Your task is to copy every line below that contains the word "Fusobacteria".

------

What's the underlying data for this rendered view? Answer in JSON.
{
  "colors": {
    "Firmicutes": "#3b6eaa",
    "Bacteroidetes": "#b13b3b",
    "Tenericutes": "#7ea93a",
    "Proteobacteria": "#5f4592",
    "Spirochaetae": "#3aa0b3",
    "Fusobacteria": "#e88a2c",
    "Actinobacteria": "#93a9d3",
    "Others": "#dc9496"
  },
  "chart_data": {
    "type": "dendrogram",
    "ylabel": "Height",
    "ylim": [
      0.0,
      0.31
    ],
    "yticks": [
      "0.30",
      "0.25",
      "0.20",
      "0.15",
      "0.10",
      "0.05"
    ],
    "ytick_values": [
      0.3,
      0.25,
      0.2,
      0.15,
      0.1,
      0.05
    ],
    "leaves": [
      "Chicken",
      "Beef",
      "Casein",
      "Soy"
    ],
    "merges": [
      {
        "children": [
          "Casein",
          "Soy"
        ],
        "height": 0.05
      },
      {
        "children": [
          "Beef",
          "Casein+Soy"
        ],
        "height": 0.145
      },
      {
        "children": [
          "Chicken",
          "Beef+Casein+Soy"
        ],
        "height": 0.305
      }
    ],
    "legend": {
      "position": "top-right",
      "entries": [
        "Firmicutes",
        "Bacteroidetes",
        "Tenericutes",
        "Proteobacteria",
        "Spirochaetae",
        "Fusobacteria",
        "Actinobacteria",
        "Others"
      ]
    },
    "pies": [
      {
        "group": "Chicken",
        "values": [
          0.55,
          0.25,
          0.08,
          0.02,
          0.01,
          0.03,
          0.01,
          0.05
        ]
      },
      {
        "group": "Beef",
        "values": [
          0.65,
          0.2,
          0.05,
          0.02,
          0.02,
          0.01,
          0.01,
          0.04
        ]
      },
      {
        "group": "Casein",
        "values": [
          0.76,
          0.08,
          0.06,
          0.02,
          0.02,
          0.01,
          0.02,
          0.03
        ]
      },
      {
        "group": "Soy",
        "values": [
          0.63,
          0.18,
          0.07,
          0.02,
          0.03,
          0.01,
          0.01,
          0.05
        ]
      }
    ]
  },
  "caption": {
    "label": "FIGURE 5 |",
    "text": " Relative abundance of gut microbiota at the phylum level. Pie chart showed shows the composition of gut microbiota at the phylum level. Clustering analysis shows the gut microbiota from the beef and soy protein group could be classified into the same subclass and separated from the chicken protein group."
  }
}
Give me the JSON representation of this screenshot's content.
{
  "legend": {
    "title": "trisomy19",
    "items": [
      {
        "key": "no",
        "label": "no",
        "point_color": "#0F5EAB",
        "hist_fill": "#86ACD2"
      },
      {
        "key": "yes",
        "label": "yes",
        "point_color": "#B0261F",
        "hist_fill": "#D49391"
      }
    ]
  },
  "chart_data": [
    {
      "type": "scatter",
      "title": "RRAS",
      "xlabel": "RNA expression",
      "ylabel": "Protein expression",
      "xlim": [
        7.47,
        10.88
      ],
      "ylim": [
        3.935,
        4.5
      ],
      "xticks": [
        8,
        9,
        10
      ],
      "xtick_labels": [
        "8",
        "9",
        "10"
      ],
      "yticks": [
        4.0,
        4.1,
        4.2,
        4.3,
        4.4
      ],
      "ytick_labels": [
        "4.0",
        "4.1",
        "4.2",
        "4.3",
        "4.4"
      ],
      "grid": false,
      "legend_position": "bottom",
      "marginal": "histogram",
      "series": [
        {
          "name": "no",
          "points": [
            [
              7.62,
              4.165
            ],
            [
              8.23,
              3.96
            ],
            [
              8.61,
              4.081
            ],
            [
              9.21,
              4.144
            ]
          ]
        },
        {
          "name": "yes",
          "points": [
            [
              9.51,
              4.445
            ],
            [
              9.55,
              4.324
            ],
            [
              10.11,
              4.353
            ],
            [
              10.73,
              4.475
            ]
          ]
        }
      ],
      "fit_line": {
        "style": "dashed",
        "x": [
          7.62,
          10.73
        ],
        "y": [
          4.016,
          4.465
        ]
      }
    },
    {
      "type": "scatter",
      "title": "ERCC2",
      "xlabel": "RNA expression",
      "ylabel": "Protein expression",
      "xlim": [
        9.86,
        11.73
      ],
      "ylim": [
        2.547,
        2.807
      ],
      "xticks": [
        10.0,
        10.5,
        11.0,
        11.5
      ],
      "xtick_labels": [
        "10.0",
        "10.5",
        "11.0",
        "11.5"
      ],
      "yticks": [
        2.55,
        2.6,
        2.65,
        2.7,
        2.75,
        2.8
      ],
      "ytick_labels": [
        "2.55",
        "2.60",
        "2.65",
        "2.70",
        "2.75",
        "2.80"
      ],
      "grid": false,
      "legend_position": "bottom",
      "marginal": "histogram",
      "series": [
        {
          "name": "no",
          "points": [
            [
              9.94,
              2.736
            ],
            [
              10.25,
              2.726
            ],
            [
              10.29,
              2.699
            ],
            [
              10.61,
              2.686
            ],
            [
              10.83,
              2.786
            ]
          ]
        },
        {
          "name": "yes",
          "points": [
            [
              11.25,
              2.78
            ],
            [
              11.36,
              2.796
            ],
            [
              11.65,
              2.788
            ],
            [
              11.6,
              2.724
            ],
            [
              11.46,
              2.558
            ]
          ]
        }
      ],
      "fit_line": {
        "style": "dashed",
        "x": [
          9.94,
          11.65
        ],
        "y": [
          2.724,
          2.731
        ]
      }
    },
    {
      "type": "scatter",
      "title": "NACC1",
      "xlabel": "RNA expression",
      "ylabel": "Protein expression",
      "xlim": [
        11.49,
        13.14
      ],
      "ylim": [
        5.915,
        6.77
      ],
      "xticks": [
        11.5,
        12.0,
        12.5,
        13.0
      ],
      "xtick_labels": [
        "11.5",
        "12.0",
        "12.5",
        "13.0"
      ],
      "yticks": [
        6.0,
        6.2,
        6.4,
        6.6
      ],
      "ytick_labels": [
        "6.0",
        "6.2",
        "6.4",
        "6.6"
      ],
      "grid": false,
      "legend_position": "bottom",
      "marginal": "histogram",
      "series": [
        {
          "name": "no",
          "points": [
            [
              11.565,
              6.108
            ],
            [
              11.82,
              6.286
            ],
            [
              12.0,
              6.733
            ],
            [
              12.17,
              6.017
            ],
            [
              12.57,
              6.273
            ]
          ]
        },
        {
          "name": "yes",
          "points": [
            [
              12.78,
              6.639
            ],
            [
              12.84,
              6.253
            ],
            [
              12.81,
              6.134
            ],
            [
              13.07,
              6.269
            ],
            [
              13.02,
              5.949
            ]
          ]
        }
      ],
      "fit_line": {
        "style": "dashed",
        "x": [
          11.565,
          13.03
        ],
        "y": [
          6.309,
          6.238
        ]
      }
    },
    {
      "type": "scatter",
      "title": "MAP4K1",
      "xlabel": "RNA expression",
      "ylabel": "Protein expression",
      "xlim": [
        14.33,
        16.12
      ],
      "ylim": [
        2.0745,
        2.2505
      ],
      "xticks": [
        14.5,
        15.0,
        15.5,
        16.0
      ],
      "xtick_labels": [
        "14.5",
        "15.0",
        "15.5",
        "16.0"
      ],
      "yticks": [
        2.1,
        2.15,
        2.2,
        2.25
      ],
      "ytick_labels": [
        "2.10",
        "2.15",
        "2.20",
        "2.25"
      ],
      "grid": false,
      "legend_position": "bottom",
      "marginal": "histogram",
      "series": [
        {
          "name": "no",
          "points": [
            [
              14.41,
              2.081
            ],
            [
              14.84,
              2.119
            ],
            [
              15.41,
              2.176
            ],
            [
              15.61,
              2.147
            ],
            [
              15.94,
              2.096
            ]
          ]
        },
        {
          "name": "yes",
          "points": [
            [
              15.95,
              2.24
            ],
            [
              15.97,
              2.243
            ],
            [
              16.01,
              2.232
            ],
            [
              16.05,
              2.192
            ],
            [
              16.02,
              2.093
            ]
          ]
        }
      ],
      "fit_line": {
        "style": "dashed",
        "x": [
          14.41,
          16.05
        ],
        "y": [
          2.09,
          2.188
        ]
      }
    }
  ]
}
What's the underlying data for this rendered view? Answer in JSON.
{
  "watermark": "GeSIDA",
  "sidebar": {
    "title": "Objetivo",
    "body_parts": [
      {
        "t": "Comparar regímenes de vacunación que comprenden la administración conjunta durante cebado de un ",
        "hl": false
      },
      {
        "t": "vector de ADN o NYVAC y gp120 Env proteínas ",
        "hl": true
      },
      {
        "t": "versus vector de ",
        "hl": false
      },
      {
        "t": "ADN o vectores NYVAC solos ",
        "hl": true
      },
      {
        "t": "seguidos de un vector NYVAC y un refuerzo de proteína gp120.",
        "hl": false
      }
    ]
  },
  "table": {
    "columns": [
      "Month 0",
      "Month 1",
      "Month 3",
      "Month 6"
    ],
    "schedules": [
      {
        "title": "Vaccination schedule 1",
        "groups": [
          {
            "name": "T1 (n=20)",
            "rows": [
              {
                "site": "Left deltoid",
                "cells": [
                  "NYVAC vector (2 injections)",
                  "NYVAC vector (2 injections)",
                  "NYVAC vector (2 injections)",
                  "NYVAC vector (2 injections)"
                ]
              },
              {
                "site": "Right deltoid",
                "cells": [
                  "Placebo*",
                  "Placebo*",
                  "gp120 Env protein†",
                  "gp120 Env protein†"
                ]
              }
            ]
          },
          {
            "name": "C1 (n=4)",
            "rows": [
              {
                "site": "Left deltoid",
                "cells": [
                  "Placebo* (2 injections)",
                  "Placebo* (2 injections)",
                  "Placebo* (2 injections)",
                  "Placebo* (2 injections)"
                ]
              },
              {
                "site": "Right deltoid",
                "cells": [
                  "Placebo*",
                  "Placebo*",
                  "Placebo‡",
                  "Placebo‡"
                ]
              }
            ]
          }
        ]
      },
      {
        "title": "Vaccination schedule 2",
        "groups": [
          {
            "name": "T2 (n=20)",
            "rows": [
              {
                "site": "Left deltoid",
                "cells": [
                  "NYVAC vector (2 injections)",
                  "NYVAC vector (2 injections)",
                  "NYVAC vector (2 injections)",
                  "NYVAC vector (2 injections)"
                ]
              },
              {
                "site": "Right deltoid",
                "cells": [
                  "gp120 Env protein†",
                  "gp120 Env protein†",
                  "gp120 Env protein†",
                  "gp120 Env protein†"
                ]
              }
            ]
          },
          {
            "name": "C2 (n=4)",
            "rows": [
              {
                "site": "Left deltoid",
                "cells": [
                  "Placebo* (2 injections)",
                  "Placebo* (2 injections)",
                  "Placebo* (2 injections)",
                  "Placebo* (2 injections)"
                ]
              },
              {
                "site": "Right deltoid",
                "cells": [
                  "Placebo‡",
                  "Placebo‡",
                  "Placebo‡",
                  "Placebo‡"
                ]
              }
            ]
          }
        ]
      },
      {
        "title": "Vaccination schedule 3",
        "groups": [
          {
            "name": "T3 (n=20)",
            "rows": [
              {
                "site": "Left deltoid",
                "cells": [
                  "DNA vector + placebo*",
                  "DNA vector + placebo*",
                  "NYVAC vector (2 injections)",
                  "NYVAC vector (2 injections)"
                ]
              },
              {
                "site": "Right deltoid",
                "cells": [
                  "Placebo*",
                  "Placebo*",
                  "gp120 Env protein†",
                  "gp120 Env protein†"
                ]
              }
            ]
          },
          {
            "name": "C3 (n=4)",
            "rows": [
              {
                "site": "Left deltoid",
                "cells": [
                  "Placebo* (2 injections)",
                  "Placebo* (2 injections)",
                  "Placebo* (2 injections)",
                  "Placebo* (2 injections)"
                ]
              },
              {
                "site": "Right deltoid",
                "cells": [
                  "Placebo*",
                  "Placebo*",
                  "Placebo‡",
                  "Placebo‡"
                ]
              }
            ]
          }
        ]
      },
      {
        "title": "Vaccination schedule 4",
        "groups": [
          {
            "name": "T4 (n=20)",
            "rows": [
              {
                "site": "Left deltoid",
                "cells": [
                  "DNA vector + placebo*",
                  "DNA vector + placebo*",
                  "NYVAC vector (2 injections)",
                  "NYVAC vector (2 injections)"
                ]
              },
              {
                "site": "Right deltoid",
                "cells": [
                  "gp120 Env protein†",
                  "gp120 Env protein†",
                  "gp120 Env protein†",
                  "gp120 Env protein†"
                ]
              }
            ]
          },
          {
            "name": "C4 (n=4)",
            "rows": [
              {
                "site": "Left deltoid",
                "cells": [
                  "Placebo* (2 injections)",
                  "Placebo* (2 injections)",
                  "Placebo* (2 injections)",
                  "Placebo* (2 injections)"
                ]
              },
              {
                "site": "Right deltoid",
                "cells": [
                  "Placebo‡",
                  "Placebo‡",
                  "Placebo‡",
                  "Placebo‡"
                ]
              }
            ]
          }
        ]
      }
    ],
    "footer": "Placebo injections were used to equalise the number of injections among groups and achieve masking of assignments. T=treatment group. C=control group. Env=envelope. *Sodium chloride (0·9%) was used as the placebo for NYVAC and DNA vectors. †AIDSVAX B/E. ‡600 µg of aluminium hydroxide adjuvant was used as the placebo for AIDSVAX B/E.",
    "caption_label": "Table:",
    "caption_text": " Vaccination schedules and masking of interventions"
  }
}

------

Reply to the exercise
    "Fusobacteria": "#e88a2c",
        "Fusobacteria",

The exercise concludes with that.